Stored data
::::::

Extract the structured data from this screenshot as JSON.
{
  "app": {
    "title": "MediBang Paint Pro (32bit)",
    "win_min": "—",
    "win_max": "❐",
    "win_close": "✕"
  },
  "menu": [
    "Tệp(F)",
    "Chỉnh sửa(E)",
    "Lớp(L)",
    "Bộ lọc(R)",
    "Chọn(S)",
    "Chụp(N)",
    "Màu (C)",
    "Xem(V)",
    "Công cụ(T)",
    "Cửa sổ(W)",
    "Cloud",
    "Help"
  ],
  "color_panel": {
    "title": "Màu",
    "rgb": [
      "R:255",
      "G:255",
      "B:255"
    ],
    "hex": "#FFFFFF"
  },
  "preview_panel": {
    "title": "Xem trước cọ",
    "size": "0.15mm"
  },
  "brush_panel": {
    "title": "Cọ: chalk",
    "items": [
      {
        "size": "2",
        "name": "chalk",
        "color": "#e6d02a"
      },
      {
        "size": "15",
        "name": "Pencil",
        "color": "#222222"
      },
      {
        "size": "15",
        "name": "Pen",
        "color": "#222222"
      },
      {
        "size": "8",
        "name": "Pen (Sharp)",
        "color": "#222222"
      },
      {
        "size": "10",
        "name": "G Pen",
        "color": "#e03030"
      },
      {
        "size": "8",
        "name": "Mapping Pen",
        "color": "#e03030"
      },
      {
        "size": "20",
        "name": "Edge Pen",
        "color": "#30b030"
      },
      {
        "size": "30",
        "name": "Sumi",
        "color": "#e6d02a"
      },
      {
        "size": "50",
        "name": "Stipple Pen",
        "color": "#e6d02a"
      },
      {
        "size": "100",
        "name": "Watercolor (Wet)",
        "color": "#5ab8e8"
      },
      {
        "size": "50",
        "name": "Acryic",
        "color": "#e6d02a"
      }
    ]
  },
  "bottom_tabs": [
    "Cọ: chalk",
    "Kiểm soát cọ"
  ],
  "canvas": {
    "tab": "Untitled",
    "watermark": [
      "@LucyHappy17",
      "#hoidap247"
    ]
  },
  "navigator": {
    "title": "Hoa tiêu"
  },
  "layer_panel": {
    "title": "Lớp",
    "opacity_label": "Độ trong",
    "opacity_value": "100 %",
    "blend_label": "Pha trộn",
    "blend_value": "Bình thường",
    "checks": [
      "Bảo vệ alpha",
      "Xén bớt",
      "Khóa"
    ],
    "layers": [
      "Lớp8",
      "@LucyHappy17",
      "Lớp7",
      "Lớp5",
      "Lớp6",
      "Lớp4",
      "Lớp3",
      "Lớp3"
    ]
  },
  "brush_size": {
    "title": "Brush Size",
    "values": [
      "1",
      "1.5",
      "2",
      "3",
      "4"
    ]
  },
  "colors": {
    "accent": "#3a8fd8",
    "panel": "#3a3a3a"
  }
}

::::::

Short problem
Your task is to extract all of the records exactly.

Final result
Extract the structured data from this screenshot as JSON.
{
  "app": {
    "title": "MediBang Paint Pro (32bit)",
    "win_min": "—",
    "win_max": "❐",
    "win_close": "✕"
  },
  "menu": [
    "Tệp(F)",
    "Chỉnh sửa(E)",
    "Lớp(L)",
    "Bộ lọc(R)",
    "Chọn(S)",
    "Chụp(N)",
    "Màu (C)",
    "Xem(V)",
    "Công cụ(T)",
    "Cửa sổ(W)",
    "Cloud",
    "Help"
  ],
  "color_panel": {
    "title": "Màu",
    "rgb": [
      "R:255",
      "G:255",
      "B:255"
    ],
    "hex": "#FFFFFF"
  },
  "preview_panel": {
    "title": "Xem trước cọ",
    "size": "0.15mm"
  },
  "brush_panel": {
    "title": "Cọ: chalk",
    "items": [
      {
        "size": "2",
        "name": "chalk",
        "color": "#e6d02a"
      },
      {
        "size": "15",
        "name": "Pencil",
        "color": "#222222"
      },
      {
        "size": "15",
        "name": "Pen",
        "color": "#222222"
      },
      {
        "size": "8",
        "name": "Pen (Sharp)",
        "color": "#222222"
      },
      {
        "size": "10",
        "name": "G Pen",
        "color": "#e03030"
      },
      {
        "size": "8",
        "name": "Mapping Pen",
        "color": "#e03030"
      },
      {
        "size": "20",
        "name": "Edge Pen",
        "color": "#30b030"
      },
      {
        "size": "30",
        "name": "Sumi",
        "color": "#e6d02a"
      },
      {
        "size": "50",
        "name": "Stipple Pen",
        "color": "#e6d02a"
      },
      {
        "size": "100",
        "name": "Watercolor (Wet)",
        "color": "#5ab8e8"
      },
      {
        "size": "50",
        "name": "Acryic",
        "color": "#e6d02a"
      }
    ]
  },
  "bottom_tabs": [
    "Cọ: chalk",
    "Kiểm soát cọ"
  ],
  "canvas": {
    "tab": "Untitled",
    "watermark": [
      "@LucyHappy17",
      "#hoidap247"
    ]
  },
  "navigator": {
    "title": "Hoa tiêu"
  },
  "layer_panel": {
    "title": "Lớp",
    "opacity_label": "Độ trong",
    "opacity_value": "100 %",
    "blend_label": "Pha trộn",
    "blend_value": "Bình thường",
    "checks": [
      "Bảo vệ alpha",
      "Xén bớt",
      "Khóa"
    ],
    "layers": [
      "Lớp8",
      "@LucyHappy17",
      "Lớp7",
      "Lớp5",
      "Lớp6",
      "Lớp4",
      "Lớp3",
      "Lớp3"
    ]
  },
  "brush_size": {
    "title": "Brush Size",
    "values": [
      "1",
      "1.5",
      "2",
      "3",
      "4"
    ]
  },
  "colors": {
    "accent": "#3a8fd8",
    "panel": "#3a3a3a"
  }
}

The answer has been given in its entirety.